THE EXERCISE :: Give back, unchanged, the lines of the items from the one containing "list-line-icon <box>237 240 320 256</box>" through the one containing "left-hardware-button <box>174 361", including both.
┄┄┄┄┄┄┄┄┄┄
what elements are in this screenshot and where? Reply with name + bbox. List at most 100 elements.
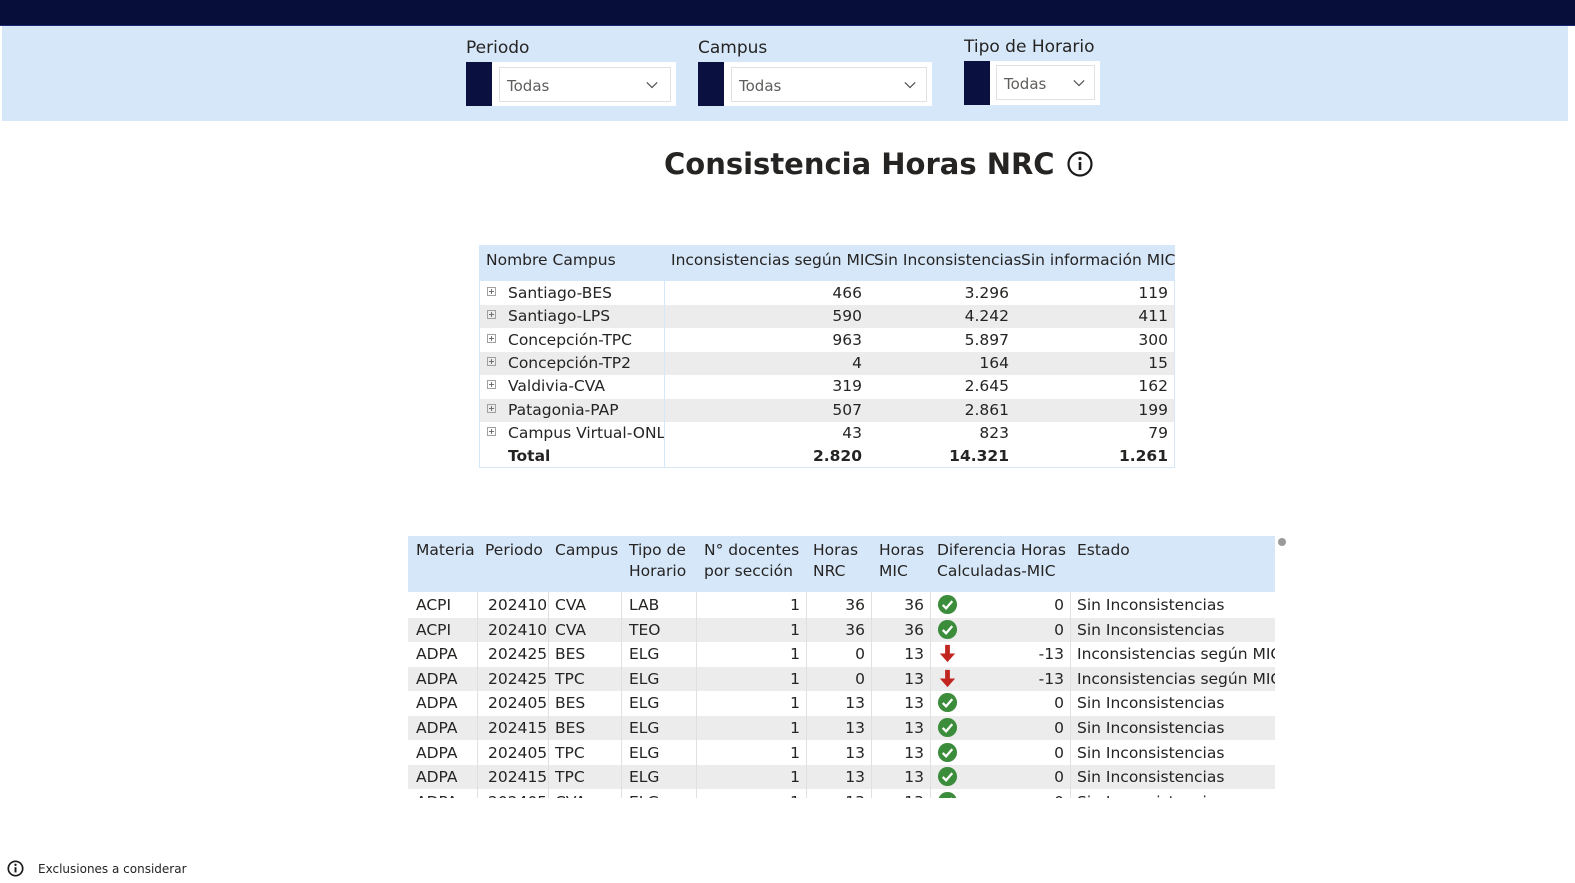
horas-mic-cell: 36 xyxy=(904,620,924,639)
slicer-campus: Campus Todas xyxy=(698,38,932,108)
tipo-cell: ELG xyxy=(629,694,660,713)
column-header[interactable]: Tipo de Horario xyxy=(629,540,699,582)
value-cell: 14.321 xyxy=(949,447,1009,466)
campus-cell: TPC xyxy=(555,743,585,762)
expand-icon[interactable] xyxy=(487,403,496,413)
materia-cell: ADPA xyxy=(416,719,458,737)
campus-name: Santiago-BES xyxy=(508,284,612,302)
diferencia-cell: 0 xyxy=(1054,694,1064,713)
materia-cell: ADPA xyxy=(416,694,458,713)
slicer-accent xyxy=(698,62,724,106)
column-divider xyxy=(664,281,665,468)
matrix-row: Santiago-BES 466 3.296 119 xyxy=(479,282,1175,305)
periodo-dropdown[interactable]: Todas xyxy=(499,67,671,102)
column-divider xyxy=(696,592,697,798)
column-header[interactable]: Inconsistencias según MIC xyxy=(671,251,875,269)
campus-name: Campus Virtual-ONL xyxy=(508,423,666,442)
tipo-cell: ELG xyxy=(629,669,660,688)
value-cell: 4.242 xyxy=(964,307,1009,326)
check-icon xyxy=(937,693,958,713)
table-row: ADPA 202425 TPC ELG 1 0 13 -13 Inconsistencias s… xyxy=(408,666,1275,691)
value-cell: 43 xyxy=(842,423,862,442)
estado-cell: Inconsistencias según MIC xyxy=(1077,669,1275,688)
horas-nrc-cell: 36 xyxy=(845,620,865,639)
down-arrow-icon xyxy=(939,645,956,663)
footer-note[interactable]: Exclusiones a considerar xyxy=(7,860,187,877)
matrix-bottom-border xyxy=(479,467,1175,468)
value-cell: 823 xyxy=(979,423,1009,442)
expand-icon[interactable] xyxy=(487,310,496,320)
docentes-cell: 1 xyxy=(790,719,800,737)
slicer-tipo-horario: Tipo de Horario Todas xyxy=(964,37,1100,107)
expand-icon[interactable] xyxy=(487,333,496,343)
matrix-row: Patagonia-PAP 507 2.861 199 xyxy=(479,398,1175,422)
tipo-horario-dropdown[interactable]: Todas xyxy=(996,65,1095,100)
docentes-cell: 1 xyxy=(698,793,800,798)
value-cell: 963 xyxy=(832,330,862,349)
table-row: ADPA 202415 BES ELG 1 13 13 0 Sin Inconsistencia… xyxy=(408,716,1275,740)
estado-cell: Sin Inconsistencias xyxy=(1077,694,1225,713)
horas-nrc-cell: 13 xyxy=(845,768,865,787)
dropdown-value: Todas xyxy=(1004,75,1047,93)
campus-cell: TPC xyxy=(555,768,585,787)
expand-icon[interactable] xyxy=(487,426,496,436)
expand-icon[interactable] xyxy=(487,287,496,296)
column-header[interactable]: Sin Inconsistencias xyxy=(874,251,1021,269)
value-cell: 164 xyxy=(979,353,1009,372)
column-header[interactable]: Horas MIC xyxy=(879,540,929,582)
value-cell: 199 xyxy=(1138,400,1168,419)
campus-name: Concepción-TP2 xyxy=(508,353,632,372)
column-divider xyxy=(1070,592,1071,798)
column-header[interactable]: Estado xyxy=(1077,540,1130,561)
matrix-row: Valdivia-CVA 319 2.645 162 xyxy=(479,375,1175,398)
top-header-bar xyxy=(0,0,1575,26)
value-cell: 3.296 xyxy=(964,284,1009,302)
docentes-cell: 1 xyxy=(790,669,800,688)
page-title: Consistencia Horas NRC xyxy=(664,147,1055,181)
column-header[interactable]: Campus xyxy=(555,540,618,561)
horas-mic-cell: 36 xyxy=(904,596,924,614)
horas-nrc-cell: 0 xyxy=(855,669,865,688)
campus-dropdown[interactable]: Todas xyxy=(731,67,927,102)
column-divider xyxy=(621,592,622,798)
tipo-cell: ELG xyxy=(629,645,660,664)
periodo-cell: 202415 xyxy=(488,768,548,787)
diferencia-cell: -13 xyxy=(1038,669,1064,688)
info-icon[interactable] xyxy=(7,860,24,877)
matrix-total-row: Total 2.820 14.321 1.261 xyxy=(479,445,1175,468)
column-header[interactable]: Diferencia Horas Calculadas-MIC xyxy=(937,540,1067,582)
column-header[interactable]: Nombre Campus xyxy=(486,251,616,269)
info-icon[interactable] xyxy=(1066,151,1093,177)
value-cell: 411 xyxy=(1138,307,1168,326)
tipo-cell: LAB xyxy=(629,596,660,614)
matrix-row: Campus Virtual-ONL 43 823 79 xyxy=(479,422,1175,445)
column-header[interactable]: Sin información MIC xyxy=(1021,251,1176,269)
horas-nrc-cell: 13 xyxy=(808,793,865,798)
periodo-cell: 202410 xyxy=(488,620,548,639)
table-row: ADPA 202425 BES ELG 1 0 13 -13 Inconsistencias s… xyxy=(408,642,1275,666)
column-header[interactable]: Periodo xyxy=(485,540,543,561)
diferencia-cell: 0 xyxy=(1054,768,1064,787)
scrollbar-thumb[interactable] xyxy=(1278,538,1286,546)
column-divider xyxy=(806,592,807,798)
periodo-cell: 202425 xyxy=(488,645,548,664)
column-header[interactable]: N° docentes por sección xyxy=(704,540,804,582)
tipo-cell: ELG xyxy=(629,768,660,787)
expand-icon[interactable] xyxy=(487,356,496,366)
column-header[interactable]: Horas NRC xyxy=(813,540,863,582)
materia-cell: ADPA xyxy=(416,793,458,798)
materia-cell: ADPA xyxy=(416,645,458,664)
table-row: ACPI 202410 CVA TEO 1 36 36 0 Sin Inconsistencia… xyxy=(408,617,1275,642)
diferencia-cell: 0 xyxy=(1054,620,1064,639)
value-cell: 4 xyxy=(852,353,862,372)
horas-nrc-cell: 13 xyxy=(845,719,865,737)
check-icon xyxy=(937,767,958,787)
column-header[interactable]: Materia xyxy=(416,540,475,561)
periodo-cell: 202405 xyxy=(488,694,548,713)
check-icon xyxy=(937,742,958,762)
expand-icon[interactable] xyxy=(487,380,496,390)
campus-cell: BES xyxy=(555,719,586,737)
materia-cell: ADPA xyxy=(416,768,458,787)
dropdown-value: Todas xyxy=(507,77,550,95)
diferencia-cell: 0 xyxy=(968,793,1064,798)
┄┄┄┄┄┄┄┄┄┄
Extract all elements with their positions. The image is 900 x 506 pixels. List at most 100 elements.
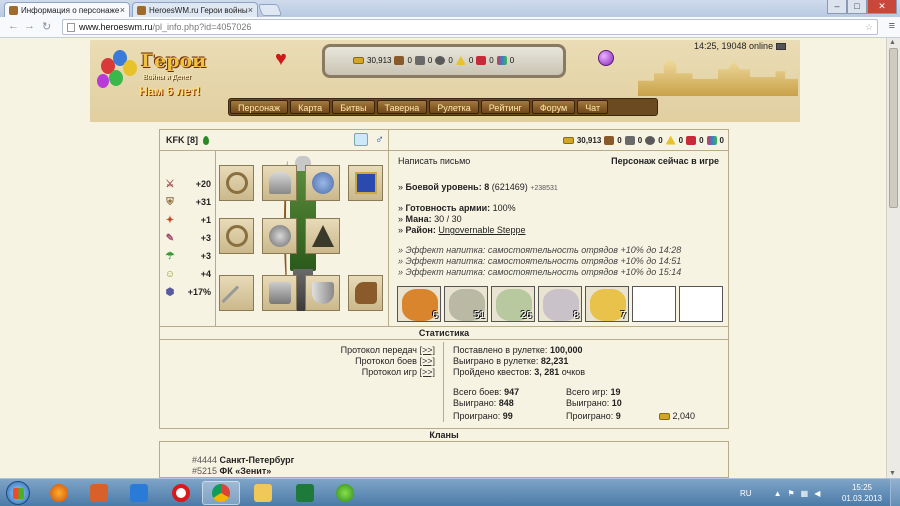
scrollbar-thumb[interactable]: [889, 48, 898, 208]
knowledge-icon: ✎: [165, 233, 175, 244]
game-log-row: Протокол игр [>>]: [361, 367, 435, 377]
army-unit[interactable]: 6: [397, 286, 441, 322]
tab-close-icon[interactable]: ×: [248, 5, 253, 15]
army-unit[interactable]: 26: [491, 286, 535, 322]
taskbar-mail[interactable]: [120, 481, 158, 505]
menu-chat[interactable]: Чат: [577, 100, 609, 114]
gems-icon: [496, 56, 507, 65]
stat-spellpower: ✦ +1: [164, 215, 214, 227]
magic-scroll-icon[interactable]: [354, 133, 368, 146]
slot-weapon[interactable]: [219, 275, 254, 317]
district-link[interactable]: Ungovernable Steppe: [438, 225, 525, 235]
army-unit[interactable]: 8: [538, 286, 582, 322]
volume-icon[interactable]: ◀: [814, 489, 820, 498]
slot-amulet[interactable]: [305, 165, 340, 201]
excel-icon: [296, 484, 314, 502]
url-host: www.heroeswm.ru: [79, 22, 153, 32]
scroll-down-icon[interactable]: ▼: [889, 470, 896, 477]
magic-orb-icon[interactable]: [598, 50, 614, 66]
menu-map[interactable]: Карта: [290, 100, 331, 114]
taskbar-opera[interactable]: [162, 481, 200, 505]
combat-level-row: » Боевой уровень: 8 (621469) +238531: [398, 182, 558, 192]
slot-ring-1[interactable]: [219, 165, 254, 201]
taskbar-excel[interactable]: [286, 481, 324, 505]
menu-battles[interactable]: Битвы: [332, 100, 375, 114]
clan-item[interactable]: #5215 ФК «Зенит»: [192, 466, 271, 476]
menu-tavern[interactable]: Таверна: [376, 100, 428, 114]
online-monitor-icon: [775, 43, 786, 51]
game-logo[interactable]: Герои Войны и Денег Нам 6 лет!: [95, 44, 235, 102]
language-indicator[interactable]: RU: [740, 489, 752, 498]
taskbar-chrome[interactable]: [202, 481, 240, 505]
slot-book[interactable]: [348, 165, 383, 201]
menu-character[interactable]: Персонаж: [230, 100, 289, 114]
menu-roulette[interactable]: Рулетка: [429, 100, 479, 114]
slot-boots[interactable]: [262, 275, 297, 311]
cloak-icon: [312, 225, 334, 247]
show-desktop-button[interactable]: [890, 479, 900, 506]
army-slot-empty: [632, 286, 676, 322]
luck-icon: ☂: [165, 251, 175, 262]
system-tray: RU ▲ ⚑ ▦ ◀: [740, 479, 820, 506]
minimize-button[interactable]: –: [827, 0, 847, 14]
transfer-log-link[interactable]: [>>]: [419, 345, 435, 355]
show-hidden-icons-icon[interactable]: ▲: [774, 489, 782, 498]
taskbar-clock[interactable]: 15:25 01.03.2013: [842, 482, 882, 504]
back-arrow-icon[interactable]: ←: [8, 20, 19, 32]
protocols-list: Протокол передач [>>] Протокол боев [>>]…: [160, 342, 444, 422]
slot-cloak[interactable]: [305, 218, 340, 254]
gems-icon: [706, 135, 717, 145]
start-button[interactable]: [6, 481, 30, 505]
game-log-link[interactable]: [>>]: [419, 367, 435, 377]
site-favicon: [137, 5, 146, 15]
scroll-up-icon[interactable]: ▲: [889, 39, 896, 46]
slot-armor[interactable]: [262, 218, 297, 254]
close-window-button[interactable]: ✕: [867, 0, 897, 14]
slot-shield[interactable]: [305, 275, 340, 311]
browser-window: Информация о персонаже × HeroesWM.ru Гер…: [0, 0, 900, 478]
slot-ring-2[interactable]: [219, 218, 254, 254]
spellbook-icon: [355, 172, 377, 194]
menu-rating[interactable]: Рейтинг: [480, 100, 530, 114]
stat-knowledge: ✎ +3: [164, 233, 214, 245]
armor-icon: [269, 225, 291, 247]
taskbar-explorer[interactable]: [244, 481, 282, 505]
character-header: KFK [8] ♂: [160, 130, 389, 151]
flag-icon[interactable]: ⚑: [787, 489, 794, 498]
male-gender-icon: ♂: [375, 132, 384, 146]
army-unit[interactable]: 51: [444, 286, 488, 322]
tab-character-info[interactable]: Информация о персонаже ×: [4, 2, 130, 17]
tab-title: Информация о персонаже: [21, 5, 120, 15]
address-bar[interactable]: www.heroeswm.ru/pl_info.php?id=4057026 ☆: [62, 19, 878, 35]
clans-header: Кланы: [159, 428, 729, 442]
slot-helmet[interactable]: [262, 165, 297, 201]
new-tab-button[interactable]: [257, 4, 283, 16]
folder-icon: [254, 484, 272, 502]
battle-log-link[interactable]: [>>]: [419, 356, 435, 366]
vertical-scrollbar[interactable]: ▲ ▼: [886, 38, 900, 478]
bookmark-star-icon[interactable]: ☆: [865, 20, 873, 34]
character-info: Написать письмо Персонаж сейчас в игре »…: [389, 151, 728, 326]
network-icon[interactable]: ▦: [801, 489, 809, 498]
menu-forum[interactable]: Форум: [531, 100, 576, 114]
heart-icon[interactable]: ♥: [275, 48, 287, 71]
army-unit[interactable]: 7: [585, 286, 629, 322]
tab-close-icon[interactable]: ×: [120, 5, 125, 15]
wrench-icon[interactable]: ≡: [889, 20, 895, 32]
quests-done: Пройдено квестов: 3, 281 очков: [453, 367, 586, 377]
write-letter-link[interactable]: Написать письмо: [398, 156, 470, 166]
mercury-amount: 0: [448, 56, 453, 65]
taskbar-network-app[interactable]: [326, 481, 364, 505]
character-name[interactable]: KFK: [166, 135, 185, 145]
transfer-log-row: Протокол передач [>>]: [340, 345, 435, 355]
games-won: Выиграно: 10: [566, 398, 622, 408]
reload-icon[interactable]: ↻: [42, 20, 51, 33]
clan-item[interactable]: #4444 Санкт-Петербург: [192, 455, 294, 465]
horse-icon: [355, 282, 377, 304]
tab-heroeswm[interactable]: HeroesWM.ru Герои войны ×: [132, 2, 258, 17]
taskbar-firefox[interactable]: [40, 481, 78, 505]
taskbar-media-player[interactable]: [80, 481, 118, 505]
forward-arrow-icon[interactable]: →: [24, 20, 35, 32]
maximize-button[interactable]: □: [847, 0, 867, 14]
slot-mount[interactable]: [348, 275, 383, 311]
┄┄┄┄┄┄┄┄┄┄
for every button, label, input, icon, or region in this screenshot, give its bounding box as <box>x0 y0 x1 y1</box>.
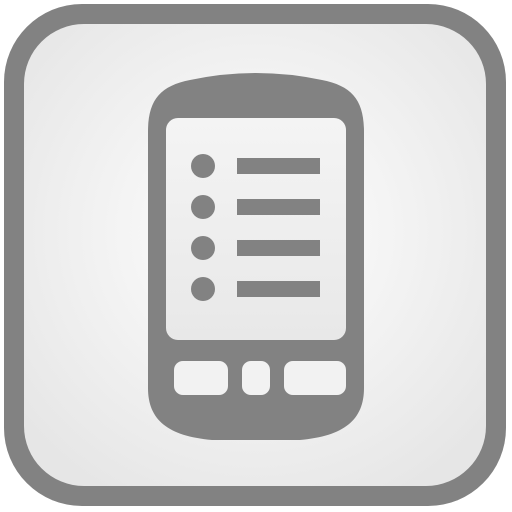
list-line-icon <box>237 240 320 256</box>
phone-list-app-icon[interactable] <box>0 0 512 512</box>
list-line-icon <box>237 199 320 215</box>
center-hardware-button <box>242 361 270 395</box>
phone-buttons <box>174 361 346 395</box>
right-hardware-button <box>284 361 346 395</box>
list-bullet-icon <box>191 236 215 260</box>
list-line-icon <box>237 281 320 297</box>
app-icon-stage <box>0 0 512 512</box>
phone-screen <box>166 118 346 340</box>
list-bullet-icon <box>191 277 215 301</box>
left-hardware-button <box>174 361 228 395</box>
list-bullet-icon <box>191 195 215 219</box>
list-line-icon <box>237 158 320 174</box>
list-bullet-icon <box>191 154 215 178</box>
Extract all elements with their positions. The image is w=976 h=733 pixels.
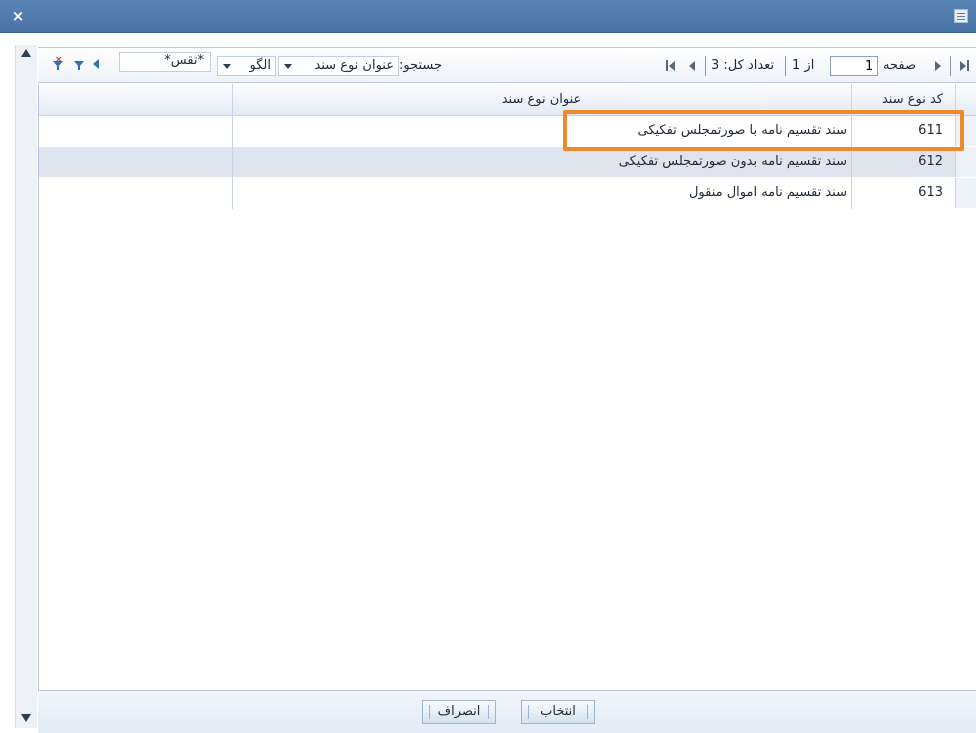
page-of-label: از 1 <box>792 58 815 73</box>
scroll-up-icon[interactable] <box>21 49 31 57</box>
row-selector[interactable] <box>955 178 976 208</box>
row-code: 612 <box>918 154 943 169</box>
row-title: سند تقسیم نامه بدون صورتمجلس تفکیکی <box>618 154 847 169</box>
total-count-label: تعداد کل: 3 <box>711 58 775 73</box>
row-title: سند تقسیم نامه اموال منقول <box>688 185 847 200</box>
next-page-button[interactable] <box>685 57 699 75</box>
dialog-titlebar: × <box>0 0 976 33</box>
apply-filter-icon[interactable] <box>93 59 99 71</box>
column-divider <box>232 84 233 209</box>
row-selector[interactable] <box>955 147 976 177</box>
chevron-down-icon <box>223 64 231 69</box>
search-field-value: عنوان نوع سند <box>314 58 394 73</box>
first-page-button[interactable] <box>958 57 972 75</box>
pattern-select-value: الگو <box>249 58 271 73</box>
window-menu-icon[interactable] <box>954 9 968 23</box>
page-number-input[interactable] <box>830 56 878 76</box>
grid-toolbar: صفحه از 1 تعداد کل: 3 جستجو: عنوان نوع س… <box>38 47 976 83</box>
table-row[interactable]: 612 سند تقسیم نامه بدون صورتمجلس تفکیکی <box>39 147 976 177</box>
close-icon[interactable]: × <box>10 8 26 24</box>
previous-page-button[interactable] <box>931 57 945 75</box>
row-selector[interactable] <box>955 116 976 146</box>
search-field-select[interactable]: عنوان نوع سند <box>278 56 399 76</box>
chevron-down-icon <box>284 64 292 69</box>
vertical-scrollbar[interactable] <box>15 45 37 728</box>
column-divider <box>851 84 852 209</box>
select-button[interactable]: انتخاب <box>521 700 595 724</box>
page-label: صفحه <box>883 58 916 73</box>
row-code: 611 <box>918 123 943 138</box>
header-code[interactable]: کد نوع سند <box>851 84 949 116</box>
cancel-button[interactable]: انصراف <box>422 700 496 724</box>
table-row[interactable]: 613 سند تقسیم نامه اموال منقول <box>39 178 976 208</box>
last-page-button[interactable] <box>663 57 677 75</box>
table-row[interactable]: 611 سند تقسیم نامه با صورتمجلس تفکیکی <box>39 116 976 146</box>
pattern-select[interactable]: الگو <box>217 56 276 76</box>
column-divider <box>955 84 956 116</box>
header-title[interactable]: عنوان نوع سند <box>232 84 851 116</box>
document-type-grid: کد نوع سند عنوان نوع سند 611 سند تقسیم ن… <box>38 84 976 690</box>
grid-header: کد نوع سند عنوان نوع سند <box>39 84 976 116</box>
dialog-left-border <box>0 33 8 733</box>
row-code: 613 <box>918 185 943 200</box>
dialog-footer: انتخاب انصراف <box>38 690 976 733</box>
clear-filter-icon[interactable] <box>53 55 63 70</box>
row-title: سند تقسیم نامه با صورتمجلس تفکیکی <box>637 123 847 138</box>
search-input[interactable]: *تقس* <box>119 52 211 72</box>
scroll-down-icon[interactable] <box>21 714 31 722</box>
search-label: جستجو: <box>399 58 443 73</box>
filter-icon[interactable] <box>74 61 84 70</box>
┄┄┄┄┄┄┄┄┄┄
RESULT OF THE EXERCISE ::
list-line-icon <box>237 240 320 256</box>
phone-list-app-icon[interactable] <box>0 0 512 512</box>
list-line-icon <box>237 199 320 215</box>
center-hardware-button <box>242 361 270 395</box>
phone-buttons <box>174 361 346 395</box>
right-hardware-button <box>284 361 346 395</box>
list-bullet-icon <box>191 236 215 260</box>
list-line-icon <box>237 281 320 297</box>
app-icon-stage <box>0 0 512 512</box>
phone-screen <box>166 118 346 340</box>
list-bullet-icon <box>191 277 215 301</box>
left-hardware-button <box>174 361 228 395</box>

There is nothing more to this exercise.